[Provided text]
BEGIN
8.2 A Tree Implementation#
Here is a simple implementation of a tree in Python. As usual, we’ll start with a very bare-bones implementation, and then develop more and more methods for this class throughout the course.
class Tree:
"""A recursive tree data structure.
Private Instance Attributes:
- _root: The item stored at this tree's root, or None if the tree is empty.
- _subtrees: The list of all subtrees of this tree.
Representation Invariants:
- If self._root is None then self._subtrees is an empty list.
This setting of attributes represents an empty tree.
Note: self._subtrees may be empty when self._root is not None.
This setting of attributes represents a tree consisting of just one
node.
"""
_root: Any | None
_subtrees: list[Tree]
def __init__(self, root: Any | None, subtrees: list[Tree]) -> None:
"""Initialize a new tree with the given root value and subtrees.
If <root> is None, this tree is empty.
Precondition: if <root> is None, then <subtrees> is empty.
"""
self._root = root
self._subtrees = subtrees
def is_empty(self) -> bool:
"""Return whether this tree is empty.
>>> t1 = Tree(None, [])
>>> t1.is_empty()
True
>>> t2 = Tree(3, [])
>>> t2.is_empty()
False
"""
return self._root is None
Our initializer here always creates either an empty tree (when root is None
), or a tree with a value and the given subtrees.
Note that it is possible for root
to not be None
, but subtrees
to still be empty: this represents a tree with a single root value, and no subtrees.
As we’ll soon see, the empty tree and single value cases are generally the base cases when
writing recursive code that operates on trees.
Recursion on trees#
There’s a reason we keep asking the same question “What’s the relationship between a tree’s X and the X of its subtrees?” Understanding the relationship between a tree and its subtrees—that is, its recursive structure—allows us to write extremely simple and elegant recursive code for processing trees, just as it did with nested lists earlier in the course.
Here’s a first example: “the size of a non-empty tree is the sum of the sizes of its subtrees, plus 1 for the root; the size of an empty tree is 0.” This single observation immediately lets us write the following recursive function for computing the size of a tree.[1]
def __len__(self) -> int:
"""Return the number of items contained in this tree.
>>> t1 = Tree(None, [])
>>> len(t1)
0
>>> t2 = Tree(3, [Tree(4, []), Tree(1, [])])
>>> len(t2)
3
"""
if self.is_empty():
return 0
else:
size = 1 # count the root
for subtree in self._subtrees:
size += subtree.__len__() # could also do len(subtree) here
return size
Notice that, because we recurse on every subtree and there may be (in fact there very often is) more than one subtree, this is branching recursion. Many tree methods use branching recursion. As you encounter new tree methods, pay attention to whether they use branching or linear recursion.
We can generalize this nicely to a template for recursive methods on trees:
def f(self) -> ...:
if self.is_empty():
...
else:
...
for subtree in self._subtrees:
... subtree.f() ...
...
Of course, often the ellipses will contain some reference to self._root
as well!
An explicit size-one case#
Often when first dealing with trees, students like to think explicitly about the case where the tree consists of just a single item.
END
[Supplied data]
BEGIN
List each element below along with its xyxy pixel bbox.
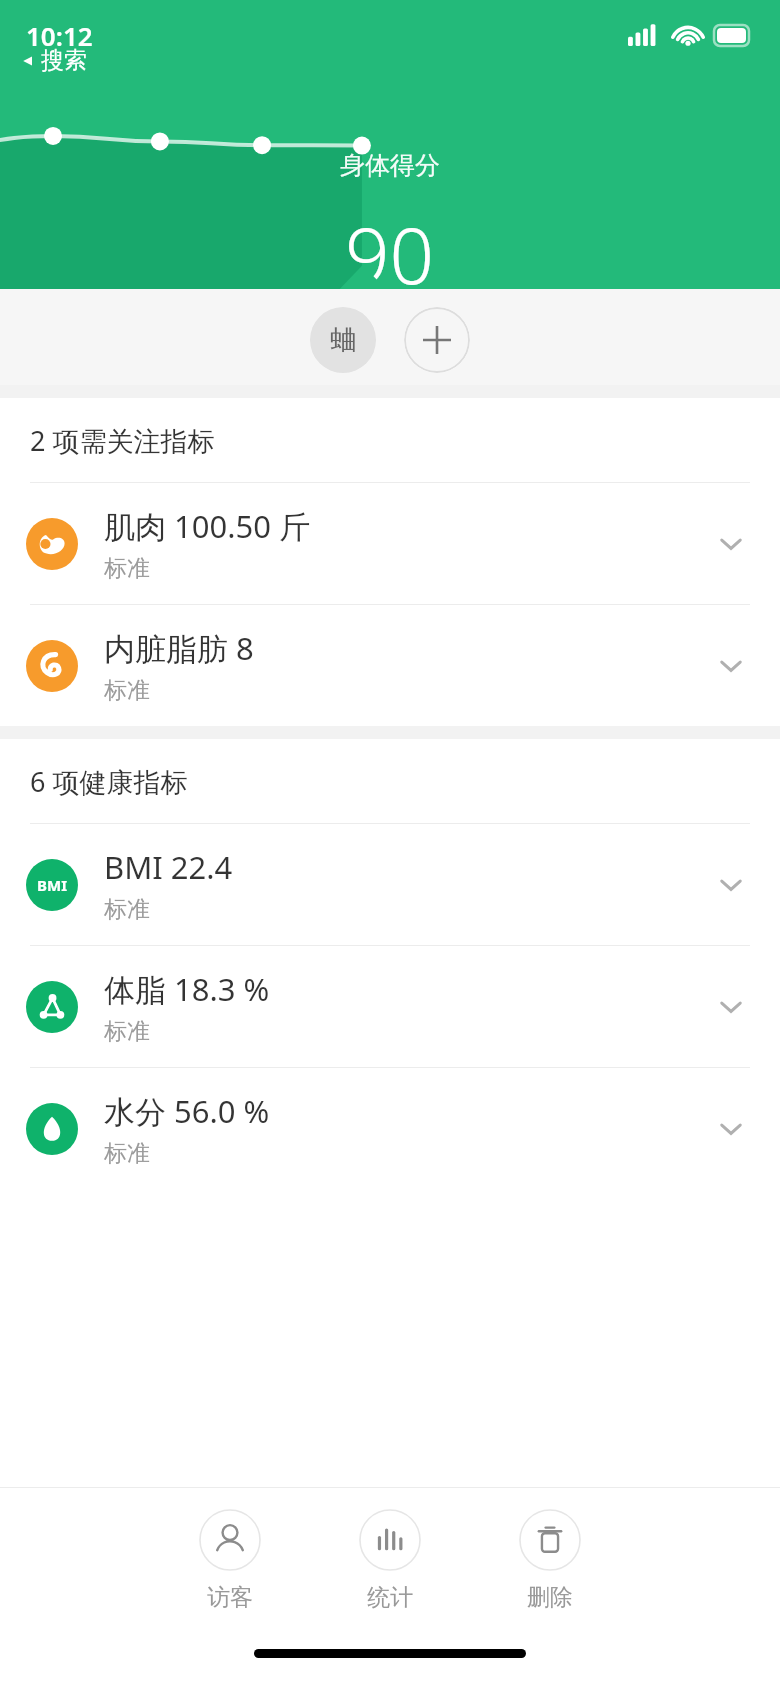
- staticText: 身体得分: [340, 150, 440, 181]
- button[interactable]: 展开: [708, 862, 754, 908]
- button[interactable]: 统计: [353, 1505, 427, 1616]
- button[interactable]: 内脏脂肪 8: [0, 605, 780, 726]
- button[interactable]: 体脂 18.3 %: [0, 946, 780, 1067]
- button[interactable]: 水分 56.0 %: [0, 1068, 780, 1189]
- staticText: 蛐: [330, 324, 356, 357]
- button[interactable]: 添加: [404, 307, 470, 373]
- staticText: 10:12: [26, 18, 93, 53]
- button[interactable]: 肌肉 100.50 斤: [0, 483, 780, 604]
- staticText: 统计: [367, 1583, 413, 1612]
- button[interactable]: 展开: [708, 643, 754, 689]
- button[interactable]: 展开: [708, 984, 754, 1030]
- staticText: 6 项健康指标: [30, 763, 188, 800]
- staticText: 肌肉 100.50 斤: [104, 505, 311, 547]
- button[interactable]: 展开: [708, 521, 754, 567]
- staticText: 内脏脂肪 8: [104, 627, 254, 669]
- button[interactable]: BMI: [0, 824, 780, 945]
- button[interactable]: 删除: [513, 1505, 587, 1616]
- button[interactable]: 访客: [193, 1505, 267, 1616]
- staticText: 标准: [104, 1139, 150, 1168]
- staticText: 90: [345, 201, 435, 289]
- staticText: 搜索: [41, 46, 87, 75]
- staticText: 2 项需关注指标: [30, 422, 215, 459]
- staticText: 删除: [527, 1583, 573, 1612]
- staticText: 体脂 18.3 %: [104, 968, 270, 1010]
- staticText: 水分 56.0 %: [104, 1090, 270, 1132]
- staticText: 标准: [104, 1017, 150, 1046]
- staticText: 标准: [104, 895, 150, 924]
- button[interactable]: 蛐: [310, 307, 376, 373]
- staticText: BMI: [37, 875, 67, 895]
- button[interactable]: 展开: [708, 1106, 754, 1152]
- staticText: 访客: [207, 1583, 253, 1612]
- staticText: BMI 22.4: [104, 846, 233, 888]
- staticText: 标准: [104, 554, 150, 583]
- staticText: 标准: [104, 676, 150, 705]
END
[Set tasks]
1) Render the sentence "Many tree methods use branching recursion." from the text on tree implementation into Spanish.
2) According to the text on tree implementation, which cases are generally the base cases when writing recursive code that operates on trees?
3) Continue the text on tree implementation from the point at which it stops.
The rows bear no relation to the text on tree implementation.

[Answers for the exercise]
1) Muchos métodos de árboles utilizan recursión ramificada.

2) The empty tree and single value cases.

3)
We can modify our __len__
implementation to handle this case separately by adding an extra check:
def __len__(self):
if self.is_empty(): # tree is empty
return 0
elif self._subtrees == []: # tree is a single item
return 1
else: # tree has at least one subtree
size = 1 # count the root
for subtree in self._subtrees:
size += subtree.__len__()
return size
Sometimes, this check will be necessary: we’ll want to do something different for a tree with a single item than for either an empty tree or one with at least one subtree. And sometimes, this check will be redundant: the action performed by this case is already handled by the recursive step.
In the case of __len__
, the latter situation applies.
The single-item case is already correctly handled by the recursive step, which will simply return 1 when there are no subtrees, because
the loop does not execute.
However, the possibility of having a redundant case shouldn’t discourage you from starting off by including this case. Treat the detection and coalescing of redundant cases as part of the code editing process. Your first draft might have some extra code, but that can be removed once you are confident that your implementation is correct. For your reference, here is the three-case recursive Tree code template:
def f(self) -> ...:
if self.is_empty(): # tree is empty
...
elif self._subtrees == []: # tree is a single value
...
else: # tree has at least one subtree
...
for subtree in self._subtrees:
... subtree.f() ...
...
Traversing a tree#
Because the elements of a list have a natural order,
lists are pretty straightforward to traverse, meaning (among other things) that it’s easy to
write a __str__
method that will produce a str
containing all of the elements.
With trees, there is a non-linear ordering on the elements.
How might we write a __str__
method for trees?
Here’s an idea: start with the value of the root,
then recursively add on the __str__
for each of the subtrees.
That’s pretty easy to implement.
The base case is when the tree is empty, and in this case the method returns an empty string.
def __str__(self) -> str:
"""Return a string representation of this tree.
"""
if self.is_empty():
return ''
else:
# We use newlines (\n) to separate the different values.
s = f'{self._root}\n'
for subtree in self._subtrees:
s += str(subtree) # equivalent to subtree.__str__()
return s
Consider what happens when we run this on the following tree structure:
>>> t1 = Tree(1, [])
>>> t2 = Tree(2, [])
>>> t3 = Tree(3, [])
>>> t4 = Tree(4, [t1, t2, t3])
>>> t5 = Tree(5, [])
>>> t6 = Tree(6, [t4, t5])
>>> print(t6)
6
4
1
2
3
5
We know that 6 is the root of the tree, but it’s ambiguous how many children it has. In other words, while the items in the tree are correctly included, we lose the structure of the tree itself.
Drawing inspiration from how PyCharm (among many other programs) display the folder structure of our computer’s files,
we’re going to use indentation to differentiate between the different levels of a tree.
For our example tree,
we want __str__
to produce this:
>>> # (The same t6 as defined above.)
>>> print(t6)
6
4
1
2
3
5
In other words, we want __str__
to return a string that has
0 indents before the root value,
1 indent before its children’s values,
2 indents before their children’s values,
and so on.
But how do we do this?
We need the recursive calls to act differently—to return strings with more indentation
the deeper down in the tree they are working.
In other words,
we want information from where a method is called to influence what happens inside the method.
This is exactly the problem that parameters are meant to solve!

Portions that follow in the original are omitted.